__REQUIRED TASK__. Copy every line of the data exactly, leaving nothing out.

__DATA FOR THIS TASK__.
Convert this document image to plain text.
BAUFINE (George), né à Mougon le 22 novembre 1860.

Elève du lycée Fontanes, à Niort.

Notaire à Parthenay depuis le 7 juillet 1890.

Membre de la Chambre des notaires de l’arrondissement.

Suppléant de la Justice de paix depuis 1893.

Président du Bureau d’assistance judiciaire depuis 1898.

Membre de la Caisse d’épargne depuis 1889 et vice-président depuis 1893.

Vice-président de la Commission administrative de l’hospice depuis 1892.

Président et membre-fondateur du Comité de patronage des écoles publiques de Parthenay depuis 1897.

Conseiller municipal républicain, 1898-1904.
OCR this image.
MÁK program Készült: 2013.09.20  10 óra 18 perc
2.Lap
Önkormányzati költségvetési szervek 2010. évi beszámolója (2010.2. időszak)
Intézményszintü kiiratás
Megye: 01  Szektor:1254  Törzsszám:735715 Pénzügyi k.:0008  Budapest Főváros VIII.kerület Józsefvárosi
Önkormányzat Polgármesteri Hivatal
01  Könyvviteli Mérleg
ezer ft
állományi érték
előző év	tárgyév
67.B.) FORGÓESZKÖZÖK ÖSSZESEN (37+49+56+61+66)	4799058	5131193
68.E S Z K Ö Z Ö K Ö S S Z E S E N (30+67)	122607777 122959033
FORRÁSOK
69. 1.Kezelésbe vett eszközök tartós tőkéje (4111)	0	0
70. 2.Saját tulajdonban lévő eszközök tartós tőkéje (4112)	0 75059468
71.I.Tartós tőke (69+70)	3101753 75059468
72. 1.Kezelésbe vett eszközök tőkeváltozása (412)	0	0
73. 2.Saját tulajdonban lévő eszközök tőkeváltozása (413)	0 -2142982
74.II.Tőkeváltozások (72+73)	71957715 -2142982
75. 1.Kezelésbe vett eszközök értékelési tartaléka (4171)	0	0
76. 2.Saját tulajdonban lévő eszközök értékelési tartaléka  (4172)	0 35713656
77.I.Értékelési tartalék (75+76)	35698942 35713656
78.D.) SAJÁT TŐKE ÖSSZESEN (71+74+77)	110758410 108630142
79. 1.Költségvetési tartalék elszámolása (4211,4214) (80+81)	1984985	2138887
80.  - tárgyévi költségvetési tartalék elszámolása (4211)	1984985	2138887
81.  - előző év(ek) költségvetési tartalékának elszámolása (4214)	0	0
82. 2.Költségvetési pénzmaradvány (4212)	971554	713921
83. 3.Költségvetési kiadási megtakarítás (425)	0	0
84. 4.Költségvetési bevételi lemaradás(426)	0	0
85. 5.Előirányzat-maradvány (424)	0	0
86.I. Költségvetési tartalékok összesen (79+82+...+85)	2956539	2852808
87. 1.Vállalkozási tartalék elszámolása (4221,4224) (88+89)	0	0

__CORRECT ANSWER__.
Convert this document image to plain text.
BAUFINE (George), né à Mougon le 22 novembre 1860.

Elève du lycée Fontanes, à Niort.

Notaire à Parthenay depuis le 7 juillet 1890.

Membre de la Chambre des notaires de l’arrondissement.

Suppléant de la Justice de paix depuis 1893.

Président du Bureau d’assistance judiciaire depuis 1898.

Membre de la Caisse d’épargne depuis 1889 et vice-président depuis 1893.

Vice-président de la Commission administrative de l’hospice depuis 1892.

Président et membre-fondateur du Comité de patronage des écoles publiques de Parthenay depuis 1897.

Conseiller municipal républicain, 1898-1904.
OCR this image.
MÁK program Készült: 2013.09.20  10 óra 18 perc
2.Lap
Önkormányzati költségvetési szervek 2010. évi beszámolója (2010.2. időszak)
Intézményszintü kiiratás
Megye: 01  Szektor:1254  Törzsszám:735715 Pénzügyi k.:0008  Budapest Főváros VIII.kerület Józsefvárosi
Önkormányzat Polgármesteri Hivatal
01  Könyvviteli Mérleg
ezer ft
állományi érték
előző év	tárgyév
67.B.) FORGÓESZKÖZÖK ÖSSZESEN (37+49+56+61+66)	4799058	5131193
68.E S Z K Ö Z Ö K Ö S S Z E S E N (30+67)	122607777 122959033
FORRÁSOK
69. 1.Kezelésbe vett eszközök tartós tőkéje (4111)	0	0
70. 2.Saját tulajdonban lévő eszközök tartós tőkéje (4112)	0 75059468
71.I.Tartós tőke (69+70)	3101753 75059468
72. 1.Kezelésbe vett eszközök tőkeváltozása (412)	0	0
73. 2.Saját tulajdonban lévő eszközök tőkeváltozása (413)	0 -2142982
74.II.Tőkeváltozások (72+73)	71957715 -2142982
75. 1.Kezelésbe vett eszközök értékelési tartaléka (4171)	0	0
76. 2.Saját tulajdonban lévő eszközök értékelési tartaléka  (4172)	0 35713656
77.I.Értékelési tartalék (75+76)	35698942 35713656
78.D.) SAJÁT TŐKE ÖSSZESEN (71+74+77)	110758410 108630142
79. 1.Költségvetési tartalék elszámolása (4211,4214) (80+81)	1984985	2138887
80.  - tárgyévi költségvetési tartalék elszámolása (4211)	1984985	2138887
81.  - előző év(ek) költségvetési tartalékának elszámolása (4214)	0	0
82. 2.Költségvetési pénzmaradvány (4212)	971554	713921
83. 3.Költségvetési kiadási megtakarítás (425)	0	0
84. 4.Költségvetési bevételi lemaradás(426)	0	0
85. 5.Előirányzat-maradvány (424)	0	0
86.I. Költségvetési tartalékok összesen (79+82+...+85)	2956539	2852808
87. 1.Vállalkozási tartalék elszámolása (4221,4224) (88+89)	0	0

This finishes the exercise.